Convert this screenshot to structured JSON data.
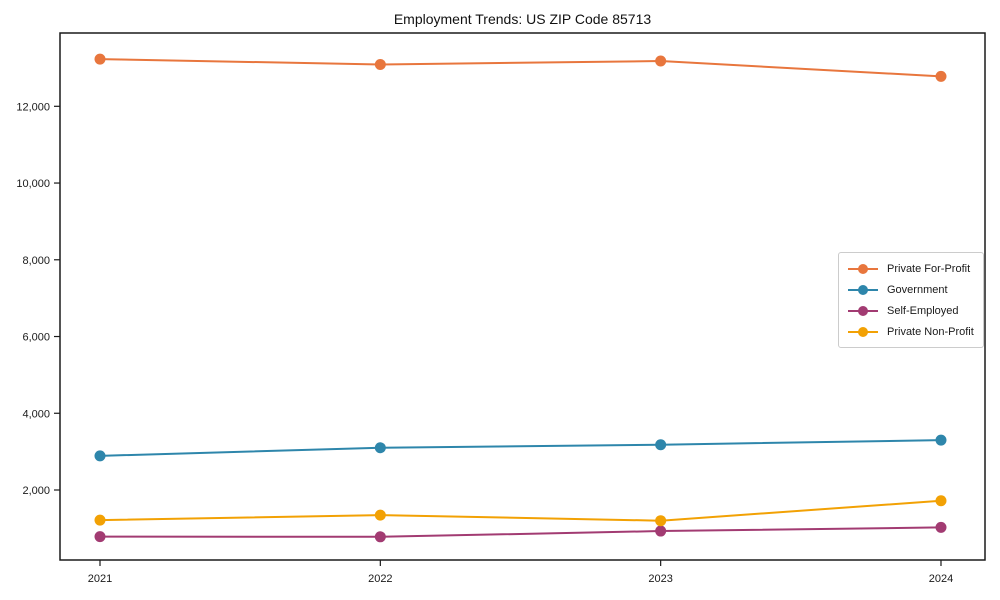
{
  "chart_data": {
    "type": "line",
    "title": "Employment Trends: US ZIP Code 85713",
    "xlabel": "",
    "ylabel": "",
    "x": [
      2021,
      2022,
      2023,
      2024
    ],
    "x_tick_labels": [
      "2021",
      "2022",
      "2023",
      "2024"
    ],
    "y_ticks": [
      2000,
      4000,
      6000,
      8000,
      10000,
      12000
    ],
    "y_tick_labels": [
      "2,000",
      "4,000",
      "6,000",
      "8,000",
      "10,000",
      "12,000"
    ],
    "ylim": [
      175,
      13900
    ],
    "grid": false,
    "legend_position": "center right",
    "series": [
      {
        "name": "Private For-Profit",
        "color": "#E8763D",
        "values": [
          13230,
          13090,
          13180,
          12780
        ]
      },
      {
        "name": "Government",
        "color": "#2E86AB",
        "values": [
          2890,
          3100,
          3180,
          3300
        ]
      },
      {
        "name": "Self-Employed",
        "color": "#A23B72",
        "values": [
          785,
          780,
          930,
          1025
        ]
      },
      {
        "name": "Private Non-Profit",
        "color": "#F2A104",
        "values": [
          1215,
          1345,
          1200,
          1720
        ]
      }
    ]
  }
}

——

Brief ▸
Quote all the records verbatim, dropping any pictures from your copy.

Problem solution ▸
Convert this screenshot to structured JSON data.
{
  "chart_data": {
    "type": "line",
    "title": "Employment Trends: US ZIP Code 85713",
    "xlabel": "",
    "ylabel": "",
    "x": [
      2021,
      2022,
      2023,
      2024
    ],
    "x_tick_labels": [
      "2021",
      "2022",
      "2023",
      "2024"
    ],
    "y_ticks": [
      2000,
      4000,
      6000,
      8000,
      10000,
      12000
    ],
    "y_tick_labels": [
      "2,000",
      "4,000",
      "6,000",
      "8,000",
      "10,000",
      "12,000"
    ],
    "ylim": [
      175,
      13900
    ],
    "grid": false,
    "legend_position": "center right",
    "series": [
      {
        "name": "Private For-Profit",
        "color": "#E8763D",
        "values": [
          13230,
          13090,
          13180,
          12780
        ]
      },
      {
        "name": "Government",
        "color": "#2E86AB",
        "values": [
          2890,
          3100,
          3180,
          3300
        ]
      },
      {
        "name": "Self-Employed",
        "color": "#A23B72",
        "values": [
          785,
          780,
          930,
          1025
        ]
      },
      {
        "name": "Private Non-Profit",
        "color": "#F2A104",
        "values": [
          1215,
          1345,
          1200,
          1720
        ]
      }
    ]
  }
}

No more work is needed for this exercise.